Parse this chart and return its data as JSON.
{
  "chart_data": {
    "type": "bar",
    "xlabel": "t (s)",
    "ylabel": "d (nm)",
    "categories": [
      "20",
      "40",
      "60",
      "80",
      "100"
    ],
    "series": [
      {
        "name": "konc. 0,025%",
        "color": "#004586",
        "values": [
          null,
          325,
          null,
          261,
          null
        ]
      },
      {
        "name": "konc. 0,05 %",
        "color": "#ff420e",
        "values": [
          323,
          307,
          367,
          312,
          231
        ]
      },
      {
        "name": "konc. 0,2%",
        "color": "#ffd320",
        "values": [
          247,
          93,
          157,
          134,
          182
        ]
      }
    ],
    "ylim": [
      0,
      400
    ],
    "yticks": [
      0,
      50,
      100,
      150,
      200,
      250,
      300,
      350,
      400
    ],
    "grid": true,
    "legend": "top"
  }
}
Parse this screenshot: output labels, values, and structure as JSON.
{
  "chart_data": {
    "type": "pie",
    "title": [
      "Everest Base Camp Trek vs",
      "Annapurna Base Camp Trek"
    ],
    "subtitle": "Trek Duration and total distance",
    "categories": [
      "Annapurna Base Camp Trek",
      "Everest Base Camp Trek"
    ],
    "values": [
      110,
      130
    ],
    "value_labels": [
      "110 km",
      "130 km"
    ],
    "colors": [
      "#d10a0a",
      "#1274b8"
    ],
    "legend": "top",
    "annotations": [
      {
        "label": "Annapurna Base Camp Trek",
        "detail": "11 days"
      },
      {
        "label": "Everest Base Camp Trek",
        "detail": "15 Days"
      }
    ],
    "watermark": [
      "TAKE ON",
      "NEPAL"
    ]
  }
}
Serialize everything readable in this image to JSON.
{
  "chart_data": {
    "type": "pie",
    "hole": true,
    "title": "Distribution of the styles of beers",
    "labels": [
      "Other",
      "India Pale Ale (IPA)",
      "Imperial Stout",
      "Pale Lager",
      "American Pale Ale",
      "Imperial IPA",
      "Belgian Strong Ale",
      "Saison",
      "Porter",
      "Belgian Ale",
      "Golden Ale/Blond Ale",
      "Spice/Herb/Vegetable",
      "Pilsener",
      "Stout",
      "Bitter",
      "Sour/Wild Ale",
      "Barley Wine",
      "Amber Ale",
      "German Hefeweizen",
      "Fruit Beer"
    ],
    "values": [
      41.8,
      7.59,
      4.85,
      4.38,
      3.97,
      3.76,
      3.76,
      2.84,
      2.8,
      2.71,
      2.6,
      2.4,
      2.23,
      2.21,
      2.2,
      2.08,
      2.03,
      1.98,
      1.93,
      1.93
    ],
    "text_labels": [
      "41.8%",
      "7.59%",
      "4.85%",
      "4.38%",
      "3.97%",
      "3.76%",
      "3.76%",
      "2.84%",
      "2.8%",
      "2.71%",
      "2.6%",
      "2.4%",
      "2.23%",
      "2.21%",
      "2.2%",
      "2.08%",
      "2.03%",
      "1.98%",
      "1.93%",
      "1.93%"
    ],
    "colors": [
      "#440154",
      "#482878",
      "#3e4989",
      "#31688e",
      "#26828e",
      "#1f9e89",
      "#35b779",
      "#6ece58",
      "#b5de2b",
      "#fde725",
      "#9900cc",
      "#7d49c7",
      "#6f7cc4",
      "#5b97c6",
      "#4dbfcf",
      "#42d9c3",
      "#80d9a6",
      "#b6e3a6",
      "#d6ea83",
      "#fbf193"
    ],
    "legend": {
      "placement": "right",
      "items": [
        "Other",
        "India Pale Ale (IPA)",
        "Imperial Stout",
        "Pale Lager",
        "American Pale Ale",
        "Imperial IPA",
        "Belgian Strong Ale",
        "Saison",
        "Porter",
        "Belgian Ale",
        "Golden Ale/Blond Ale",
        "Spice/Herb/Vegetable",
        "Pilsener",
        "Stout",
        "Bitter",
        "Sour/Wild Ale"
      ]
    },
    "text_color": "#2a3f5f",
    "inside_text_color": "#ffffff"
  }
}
━━━━
Above are some records. Report the number of their lines that include "Everest", and add nothing else.

* _Written solution_
3